- Your instructions
Write out the complete material exactly as it stands.
** Begin **
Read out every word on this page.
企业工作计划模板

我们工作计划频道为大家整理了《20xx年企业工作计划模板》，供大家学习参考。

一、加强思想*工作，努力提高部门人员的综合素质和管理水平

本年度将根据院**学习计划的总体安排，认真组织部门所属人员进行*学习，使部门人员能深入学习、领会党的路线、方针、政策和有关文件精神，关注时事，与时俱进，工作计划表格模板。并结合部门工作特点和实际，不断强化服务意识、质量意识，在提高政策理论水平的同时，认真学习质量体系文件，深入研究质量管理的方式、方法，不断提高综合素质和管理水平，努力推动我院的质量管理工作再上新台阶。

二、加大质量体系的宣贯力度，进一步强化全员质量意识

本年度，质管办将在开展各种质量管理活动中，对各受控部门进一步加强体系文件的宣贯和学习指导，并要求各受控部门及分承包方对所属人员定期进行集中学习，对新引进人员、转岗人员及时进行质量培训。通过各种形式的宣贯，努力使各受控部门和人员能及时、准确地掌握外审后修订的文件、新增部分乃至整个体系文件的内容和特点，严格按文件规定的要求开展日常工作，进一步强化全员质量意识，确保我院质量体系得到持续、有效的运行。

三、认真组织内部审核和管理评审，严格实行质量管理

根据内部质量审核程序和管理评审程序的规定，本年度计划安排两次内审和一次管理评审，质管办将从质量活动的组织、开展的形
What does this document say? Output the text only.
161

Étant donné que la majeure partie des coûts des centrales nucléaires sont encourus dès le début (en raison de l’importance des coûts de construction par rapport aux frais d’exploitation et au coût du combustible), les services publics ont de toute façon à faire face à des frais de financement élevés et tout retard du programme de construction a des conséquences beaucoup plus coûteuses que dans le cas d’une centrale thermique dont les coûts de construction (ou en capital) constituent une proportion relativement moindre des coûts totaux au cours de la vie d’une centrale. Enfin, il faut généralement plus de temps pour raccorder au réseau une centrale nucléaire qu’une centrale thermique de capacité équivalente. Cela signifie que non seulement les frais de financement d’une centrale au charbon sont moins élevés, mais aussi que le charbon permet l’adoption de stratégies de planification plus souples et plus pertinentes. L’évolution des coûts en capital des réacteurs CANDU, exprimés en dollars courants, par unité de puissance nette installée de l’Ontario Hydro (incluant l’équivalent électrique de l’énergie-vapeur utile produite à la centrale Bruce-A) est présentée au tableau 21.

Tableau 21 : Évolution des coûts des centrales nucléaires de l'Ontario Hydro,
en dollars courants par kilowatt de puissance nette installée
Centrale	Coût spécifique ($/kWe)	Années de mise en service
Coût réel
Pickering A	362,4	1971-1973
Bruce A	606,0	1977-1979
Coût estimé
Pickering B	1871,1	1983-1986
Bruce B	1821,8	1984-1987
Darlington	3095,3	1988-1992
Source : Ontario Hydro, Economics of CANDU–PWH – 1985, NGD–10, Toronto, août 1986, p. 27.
** End **
- The output
Read out every word on this page.
企业工作计划模板

我们工作计划频道为大家整理了《20xx年企业工作计划模板》，供大家学习参考。

一、加强思想*工作，努力提高部门人员的综合素质和管理水平

本年度将根据院**学习计划的总体安排，认真组织部门所属人员进行*学习，使部门人员能深入学习、领会党的路线、方针、政策和有关文件精神，关注时事，与时俱进，工作计划表格模板。并结合部门工作特点和实际，不断强化服务意识、质量意识，在提高政策理论水平的同时，认真学习质量体系文件，深入研究质量管理的方式、方法，不断提高综合素质和管理水平，努力推动我院的质量管理工作再上新台阶。

二、加大质量体系的宣贯力度，进一步强化全员质量意识

本年度，质管办将在开展各种质量管理活动中，对各受控部门进一步加强体系文件的宣贯和学习指导，并要求各受控部门及分承包方对所属人员定期进行集中学习，对新引进人员、转岗人员及时进行质量培训。通过各种形式的宣贯，努力使各受控部门和人员能及时、准确地掌握外审后修订的文件、新增部分乃至整个体系文件的内容和特点，严格按文件规定的要求开展日常工作，进一步强化全员质量意识，确保我院质量体系得到持续、有效的运行。

三、认真组织内部审核和管理评审，严格实行质量管理

根据内部质量审核程序和管理评审程序的规定，本年度计划安排两次内审和一次管理评审，质管办将从质量活动的组织、开展的形
What does this document say? Output the text only.
161

Étant donné que la majeure partie des coûts des centrales nucléaires sont encourus dès le début (en raison de l’importance des coûts de construction par rapport aux frais d’exploitation et au coût du combustible), les services publics ont de toute façon à faire face à des frais de financement élevés et tout retard du programme de construction a des conséquences beaucoup plus coûteuses que dans le cas d’une centrale thermique dont les coûts de construction (ou en capital) constituent une proportion relativement moindre des coûts totaux au cours de la vie d’une centrale. Enfin, il faut généralement plus de temps pour raccorder au réseau une centrale nucléaire qu’une centrale thermique de capacité équivalente. Cela signifie que non seulement les frais de financement d’une centrale au charbon sont moins élevés, mais aussi que le charbon permet l’adoption de stratégies de planification plus souples et plus pertinentes. L’évolution des coûts en capital des réacteurs CANDU, exprimés en dollars courants, par unité de puissance nette installée de l’Ontario Hydro (incluant l’équivalent électrique de l’énergie-vapeur utile produite à la centrale Bruce-A) est présentée au tableau 21.

Tableau 21 : Évolution des coûts des centrales nucléaires de l'Ontario Hydro,
en dollars courants par kilowatt de puissance nette installée
Centrale	Coût spécifique ($/kWe)	Années de mise en service
Coût réel
Pickering A	362,4	1971-1973
Bruce A	606,0	1977-1979
Coût estimé
Pickering B	1871,1	1983-1986
Bruce B	1821,8	1984-1987
Darlington	3095,3	1988-1992
Source : Ontario Hydro, Economics of CANDU–PWH – 1985, NGD–10, Toronto, août 1986, p. 27.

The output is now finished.